**Task instructions**
Count up the lines in the following listing that hold the word "JSON", then give only that count.

**Records for the exercise**
*-*-*
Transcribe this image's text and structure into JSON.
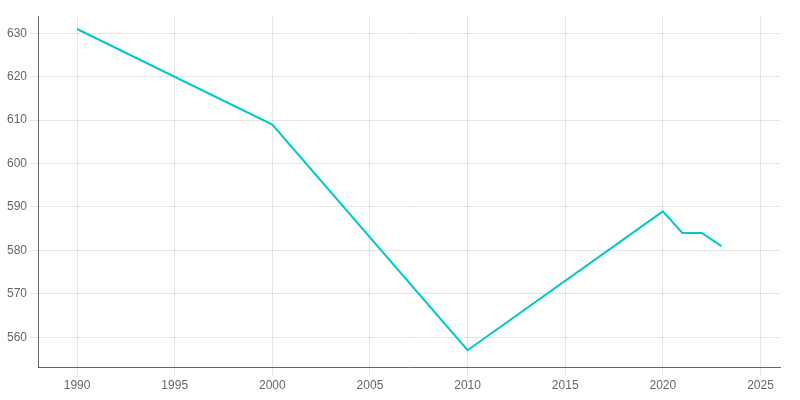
{
  "chart_data": {
    "type": "line",
    "x": [
      1990,
      2000,
      2010,
      2020,
      2021,
      2022,
      2023
    ],
    "values": [
      631,
      609,
      557,
      589,
      584,
      584,
      581
    ],
    "color": "#00C8C8",
    "xlim": [
      1988,
      2026
    ],
    "ylim": [
      553,
      634
    ],
    "xticks": [
      1990,
      1995,
      2000,
      2005,
      2010,
      2015,
      2020,
      2025
    ],
    "yticks": [
      560,
      570,
      580,
      590,
      600,
      610,
      620,
      630
    ],
    "grid": true
  }
}
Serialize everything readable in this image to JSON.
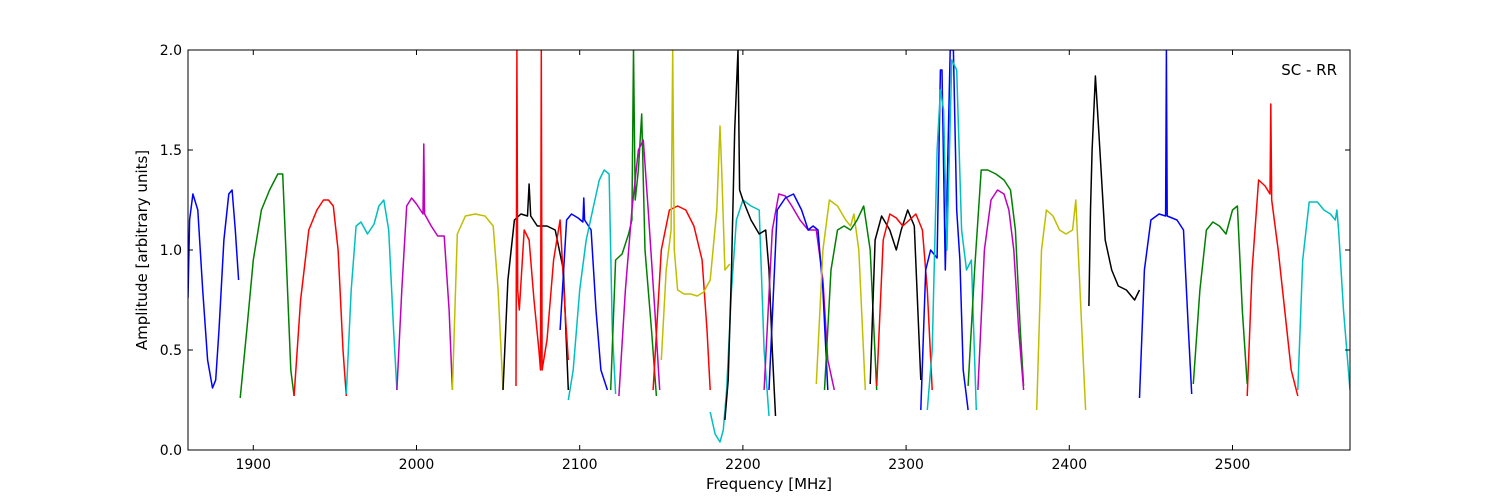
{
  "chart_data": {
    "type": "line",
    "title": "",
    "annotation": "SC - RR",
    "xlabel": "Frequency [MHz]",
    "ylabel": "Amplitude [arbitrary units]",
    "xlim": [
      1860,
      2572
    ],
    "ylim": [
      0.0,
      2.0
    ],
    "x_ticks": [
      1900,
      2000,
      2100,
      2200,
      2300,
      2400,
      2500
    ],
    "y_ticks": [
      0.0,
      0.5,
      1.0,
      1.5,
      2.0
    ],
    "x_tick_labels": [
      "1900",
      "2000",
      "2100",
      "2200",
      "2300",
      "2400",
      "2500"
    ],
    "y_tick_labels": [
      "0.0",
      "0.5",
      "1.0",
      "1.5",
      "2.0"
    ],
    "grid": false,
    "legend": "none",
    "series": [
      {
        "color": "#0000ff",
        "x": [
          1860,
          1861,
          1863,
          1866,
          1869,
          1872,
          1875,
          1877,
          1879,
          1882,
          1885,
          1887,
          1889,
          1891
        ],
        "y": [
          0.76,
          1.15,
          1.28,
          1.2,
          0.8,
          0.45,
          0.31,
          0.35,
          0.6,
          1.05,
          1.28,
          1.3,
          1.1,
          0.85
        ]
      },
      {
        "color": "#008000",
        "x": [
          1892,
          1896,
          1900,
          1905,
          1910,
          1915,
          1918,
          1920,
          1923,
          1925
        ],
        "y": [
          0.26,
          0.6,
          0.95,
          1.2,
          1.3,
          1.38,
          1.38,
          1.0,
          0.4,
          0.27
        ]
      },
      {
        "color": "#ff0000",
        "x": [
          1925,
          1929,
          1934,
          1939,
          1943,
          1946,
          1949,
          1952,
          1955,
          1957
        ],
        "y": [
          0.27,
          0.75,
          1.1,
          1.2,
          1.25,
          1.25,
          1.22,
          1.0,
          0.5,
          0.27
        ]
      },
      {
        "color": "#00bfbf",
        "x": [
          1957,
          1960,
          1963,
          1966,
          1970,
          1974,
          1977,
          1980,
          1983,
          1986,
          1988
        ],
        "y": [
          0.28,
          0.8,
          1.12,
          1.14,
          1.08,
          1.13,
          1.22,
          1.25,
          1.1,
          0.6,
          0.3
        ]
      },
      {
        "color": "#bf00bf",
        "x": [
          1988,
          1991,
          1994,
          1997,
          2000,
          2004,
          2004.5,
          2005,
          2009,
          2013,
          2017,
          2020,
          2022
        ],
        "y": [
          0.3,
          0.8,
          1.22,
          1.26,
          1.23,
          1.18,
          1.53,
          1.18,
          1.12,
          1.07,
          1.07,
          0.7,
          0.3
        ]
      },
      {
        "color": "#bfbf00",
        "x": [
          2022,
          2025,
          2030,
          2036,
          2042,
          2047,
          2050,
          2053
        ],
        "y": [
          0.3,
          1.08,
          1.17,
          1.18,
          1.17,
          1.12,
          0.8,
          0.3
        ]
      },
      {
        "color": "#000000",
        "x": [
          2053,
          2056,
          2060,
          2064,
          2068,
          2069,
          2070,
          2074,
          2080,
          2085,
          2090,
          2093
        ],
        "y": [
          0.3,
          0.85,
          1.15,
          1.18,
          1.17,
          1.33,
          1.17,
          1.12,
          1.12,
          1.1,
          0.9,
          0.3
        ]
      },
      {
        "color": "#ff0000",
        "x": [
          2061,
          2061.5,
          2062,
          2063,
          2066,
          2069,
          2072,
          2075,
          2076,
          2076.5,
          2077,
          2080,
          2084,
          2088,
          2091,
          2093
        ],
        "y": [
          0.32,
          2.0,
          0.8,
          0.7,
          1.1,
          1.05,
          0.75,
          0.5,
          0.4,
          2.0,
          0.4,
          0.55,
          0.95,
          1.15,
          0.7,
          0.45
        ]
      },
      {
        "color": "#0000ff",
        "x": [
          2088,
          2092,
          2095,
          2099,
          2102,
          2102.5,
          2103,
          2107,
          2110,
          2113,
          2117
        ],
        "y": [
          0.6,
          1.15,
          1.18,
          1.16,
          1.14,
          1.26,
          1.15,
          1.1,
          0.7,
          0.4,
          0.3
        ]
      },
      {
        "color": "#00bfbf",
        "x": [
          2093,
          2096,
          2100,
          2104,
          2108,
          2112,
          2115,
          2118,
          2120,
          2122
        ],
        "y": [
          0.25,
          0.4,
          0.8,
          1.05,
          1.2,
          1.35,
          1.4,
          1.38,
          0.6,
          0.28
        ]
      },
      {
        "color": "#008000",
        "x": [
          2119,
          2122,
          2126,
          2130,
          2132,
          2133,
          2134,
          2136,
          2138,
          2140,
          2144,
          2147
        ],
        "y": [
          0.3,
          0.95,
          0.98,
          1.08,
          1.15,
          2.0,
          1.25,
          1.4,
          1.68,
          1.0,
          0.6,
          0.27
        ]
      },
      {
        "color": "#bf00bf",
        "x": [
          2124,
          2128,
          2132,
          2136,
          2139,
          2142,
          2146,
          2149
        ],
        "y": [
          0.27,
          0.8,
          1.2,
          1.5,
          1.55,
          1.2,
          0.7,
          0.3
        ]
      },
      {
        "color": "#ff0000",
        "x": [
          2145,
          2150,
          2155,
          2160,
          2165,
          2170,
          2175,
          2178,
          2180
        ],
        "y": [
          0.3,
          1.0,
          1.2,
          1.22,
          1.2,
          1.12,
          0.95,
          0.6,
          0.3
        ]
      },
      {
        "color": "#bfbf00",
        "x": [
          2150,
          2153,
          2156,
          2157,
          2158,
          2160,
          2164,
          2168,
          2172,
          2176,
          2180,
          2184,
          2186,
          2187,
          2189,
          2192
        ],
        "y": [
          0.45,
          0.9,
          1.1,
          2.0,
          1.0,
          0.8,
          0.78,
          0.78,
          0.77,
          0.79,
          0.85,
          1.2,
          1.62,
          1.4,
          0.9,
          0.93
        ]
      },
      {
        "color": "#00bfbf",
        "x": [
          2180,
          2183,
          2186,
          2188,
          2190,
          2193,
          2196,
          2200,
          2205,
          2210,
          2213,
          2216
        ],
        "y": [
          0.19,
          0.08,
          0.04,
          0.1,
          0.3,
          0.8,
          1.15,
          1.25,
          1.22,
          1.2,
          0.5,
          0.17
        ]
      },
      {
        "color": "#000000",
        "x": [
          2189,
          2191,
          2193,
          2195,
          2197,
          2198,
          2200,
          2205,
          2210,
          2214,
          2216,
          2218,
          2220
        ],
        "y": [
          0.15,
          0.35,
          0.9,
          1.6,
          2.0,
          1.3,
          1.25,
          1.15,
          1.08,
          1.1,
          0.9,
          0.5,
          0.17
        ]
      },
      {
        "color": "#bf00bf",
        "x": [
          2213,
          2218,
          2222,
          2226,
          2230,
          2235,
          2240,
          2245,
          2249,
          2252,
          2256
        ],
        "y": [
          0.3,
          1.1,
          1.28,
          1.27,
          1.22,
          1.15,
          1.1,
          1.1,
          0.85,
          0.45,
          0.3
        ]
      },
      {
        "color": "#0000ff",
        "x": [
          2216,
          2221,
          2226,
          2231,
          2236,
          2240,
          2243,
          2246,
          2249,
          2252
        ],
        "y": [
          0.3,
          1.2,
          1.26,
          1.28,
          1.2,
          1.1,
          1.12,
          1.1,
          0.8,
          0.3
        ]
      },
      {
        "color": "#bfbf00",
        "x": [
          2245,
          2249,
          2253,
          2258,
          2263,
          2266,
          2268,
          2271,
          2275
        ],
        "y": [
          0.33,
          1.0,
          1.25,
          1.22,
          1.15,
          1.12,
          1.18,
          1.0,
          0.3
        ]
      },
      {
        "color": "#008000",
        "x": [
          2250,
          2254,
          2258,
          2262,
          2266,
          2270,
          2274,
          2278,
          2282
        ],
        "y": [
          0.3,
          0.9,
          1.1,
          1.12,
          1.1,
          1.15,
          1.22,
          1.0,
          0.3
        ]
      },
      {
        "color": "#000000",
        "x": [
          2278,
          2281,
          2285,
          2290,
          2294,
          2297,
          2301,
          2305,
          2309
        ],
        "y": [
          0.33,
          1.05,
          1.17,
          1.1,
          1.0,
          1.1,
          1.2,
          1.12,
          0.35
        ]
      },
      {
        "color": "#ff0000",
        "x": [
          2282,
          2286,
          2290,
          2294,
          2298,
          2302,
          2306,
          2310,
          2313,
          2316
        ],
        "y": [
          0.32,
          1.05,
          1.18,
          1.16,
          1.12,
          1.15,
          1.18,
          1.1,
          0.8,
          0.3
        ]
      },
      {
        "color": "#0000ff",
        "x": [
          2309,
          2312,
          2315,
          2319,
          2321,
          2322,
          2324,
          2327,
          2329,
          2331,
          2333,
          2335,
          2338
        ],
        "y": [
          0.2,
          0.9,
          1.0,
          0.96,
          1.9,
          1.9,
          0.9,
          2.0,
          2.0,
          1.2,
          0.95,
          0.4,
          0.2
        ]
      },
      {
        "color": "#00bfbf",
        "x": [
          2313,
          2316,
          2319,
          2321,
          2323,
          2325,
          2328,
          2331,
          2334,
          2337,
          2340,
          2343
        ],
        "y": [
          0.2,
          0.5,
          1.5,
          1.8,
          1.7,
          1.0,
          1.95,
          1.9,
          1.1,
          0.9,
          0.95,
          0.2
        ]
      },
      {
        "color": "#008000",
        "x": [
          2338,
          2342,
          2346,
          2350,
          2355,
          2360,
          2364,
          2367,
          2370,
          2372
        ],
        "y": [
          0.32,
          0.9,
          1.4,
          1.4,
          1.38,
          1.35,
          1.3,
          1.1,
          0.6,
          0.32
        ]
      },
      {
        "color": "#bf00bf",
        "x": [
          2344,
          2348,
          2352,
          2356,
          2360,
          2363,
          2366,
          2369,
          2372
        ],
        "y": [
          0.3,
          1.0,
          1.25,
          1.3,
          1.28,
          1.2,
          1.0,
          0.6,
          0.3
        ]
      },
      {
        "color": "#bfbf00",
        "x": [
          2380,
          2383,
          2386,
          2390,
          2394,
          2398,
          2402,
          2404,
          2406,
          2408,
          2410
        ],
        "y": [
          0.2,
          1.0,
          1.2,
          1.17,
          1.1,
          1.08,
          1.1,
          1.25,
          0.9,
          0.55,
          0.2
        ]
      },
      {
        "color": "#000000",
        "x": [
          2412,
          2413,
          2414,
          2416,
          2418,
          2422,
          2426,
          2430,
          2435,
          2440,
          2443
        ],
        "y": [
          0.72,
          1.2,
          1.5,
          1.87,
          1.6,
          1.05,
          0.9,
          0.82,
          0.8,
          0.75,
          0.8
        ]
      },
      {
        "color": "#0000ff",
        "x": [
          2443,
          2446,
          2450,
          2455,
          2459,
          2459.5,
          2460,
          2466,
          2470,
          2473,
          2475
        ],
        "y": [
          0.26,
          0.9,
          1.15,
          1.18,
          1.17,
          2.0,
          1.17,
          1.15,
          1.1,
          0.6,
          0.28
        ]
      },
      {
        "color": "#008000",
        "x": [
          2476,
          2480,
          2484,
          2488,
          2492,
          2496,
          2500,
          2503,
          2506,
          2509
        ],
        "y": [
          0.33,
          0.8,
          1.1,
          1.14,
          1.12,
          1.08,
          1.2,
          1.22,
          0.7,
          0.33
        ]
      },
      {
        "color": "#ff0000",
        "x": [
          2509,
          2512,
          2516,
          2520,
          2523,
          2523.5,
          2524,
          2528,
          2532,
          2536,
          2540
        ],
        "y": [
          0.27,
          0.9,
          1.35,
          1.32,
          1.28,
          1.73,
          1.25,
          1.0,
          0.7,
          0.4,
          0.27
        ]
      },
      {
        "color": "#00bfbf",
        "x": [
          2540,
          2543,
          2547,
          2552,
          2556,
          2560,
          2563,
          2564,
          2565,
          2568,
          2572
        ],
        "y": [
          0.3,
          0.95,
          1.24,
          1.24,
          1.2,
          1.18,
          1.15,
          1.2,
          1.1,
          0.7,
          0.3
        ]
      }
    ]
  }
}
*-*-*
**Correct answer**
2